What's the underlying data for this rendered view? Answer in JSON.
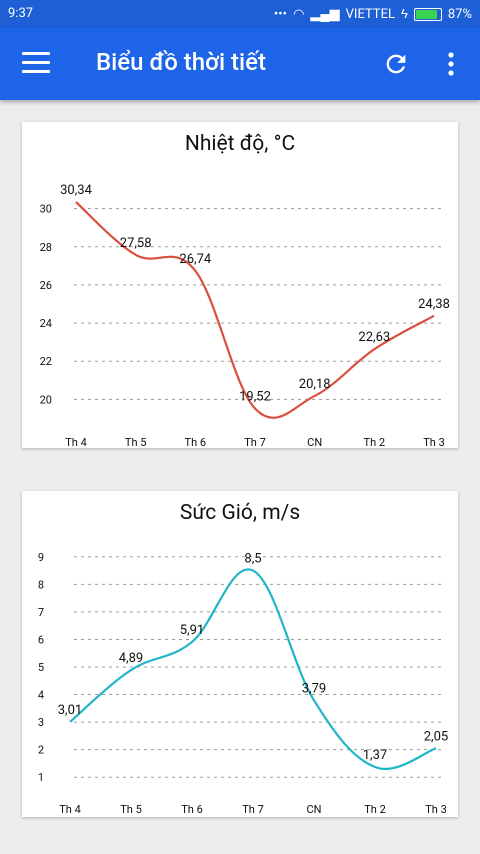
{
  "status": {
    "time": "9:37",
    "carrier": "VIETTEL",
    "battery": "87%",
    "battery_level": 0.87
  },
  "appbar": {
    "title": "Biểu đồ thời tiết",
    "menu_icon": "hamburger-menu-icon",
    "refresh_icon": "refresh-icon",
    "more_icon": "more-vertical-icon"
  },
  "chart_data": [
    {
      "type": "line",
      "title": "Nhiệt độ, °C",
      "categories": [
        "Th 4",
        "Th 5",
        "Th 6",
        "Th 7",
        "CN",
        "Th 2",
        "Th 3"
      ],
      "values": [
        30.34,
        27.58,
        26.74,
        19.52,
        20.18,
        22.63,
        24.38
      ],
      "value_labels": [
        "30,34",
        "27,58",
        "26,74",
        "19,52",
        "20,18",
        "22,63",
        "24,38"
      ],
      "yticks": [
        20,
        22,
        24,
        26,
        28,
        30
      ],
      "ylim": [
        18.5,
        31.5
      ],
      "color": "#d9503f",
      "grid": true
    },
    {
      "type": "line",
      "title": "Sức Gió, m/s",
      "categories": [
        "Th 4",
        "Th 5",
        "Th 6",
        "Th 7",
        "CN",
        "Th 2",
        "Th 3"
      ],
      "values": [
        3.01,
        4.89,
        5.91,
        8.5,
        3.79,
        1.37,
        2.05
      ],
      "value_labels": [
        "3,01",
        "4,89",
        "5,91",
        "8,5",
        "3,79",
        "1,37",
        "2,05"
      ],
      "yticks": [
        1,
        2,
        3,
        4,
        5,
        6,
        7,
        8,
        9
      ],
      "ylim": [
        0.5,
        9.5
      ],
      "color": "#1fb5c8",
      "grid": true
    }
  ]
}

^^^^

STATED EXERCISE:
Give every record back exactly as it reads, with no images.

REPLY:
What's the underlying data for this rendered view? Answer in JSON.
{
  "status": {
    "time": "9:37",
    "carrier": "VIETTEL",
    "battery": "87%",
    "battery_level": 0.87
  },
  "appbar": {
    "title": "Biểu đồ thời tiết",
    "menu_icon": "hamburger-menu-icon",
    "refresh_icon": "refresh-icon",
    "more_icon": "more-vertical-icon"
  },
  "chart_data": [
    {
      "type": "line",
      "title": "Nhiệt độ, °C",
      "categories": [
        "Th 4",
        "Th 5",
        "Th 6",
        "Th 7",
        "CN",
        "Th 2",
        "Th 3"
      ],
      "values": [
        30.34,
        27.58,
        26.74,
        19.52,
        20.18,
        22.63,
        24.38
      ],
      "value_labels": [
        "30,34",
        "27,58",
        "26,74",
        "19,52",
        "20,18",
        "22,63",
        "24,38"
      ],
      "yticks": [
        20,
        22,
        24,
        26,
        28,
        30
      ],
      "ylim": [
        18.5,
        31.5
      ],
      "color": "#d9503f",
      "grid": true
    },
    {
      "type": "line",
      "title": "Sức Gió, m/s",
      "categories": [
        "Th 4",
        "Th 5",
        "Th 6",
        "Th 7",
        "CN",
        "Th 2",
        "Th 3"
      ],
      "values": [
        3.01,
        4.89,
        5.91,
        8.5,
        3.79,
        1.37,
        2.05
      ],
      "value_labels": [
        "3,01",
        "4,89",
        "5,91",
        "8,5",
        "3,79",
        "1,37",
        "2,05"
      ],
      "yticks": [
        1,
        2,
        3,
        4,
        5,
        6,
        7,
        8,
        9
      ],
      "ylim": [
        0.5,
        9.5
      ],
      "color": "#1fb5c8",
      "grid": true
    }
  ]
}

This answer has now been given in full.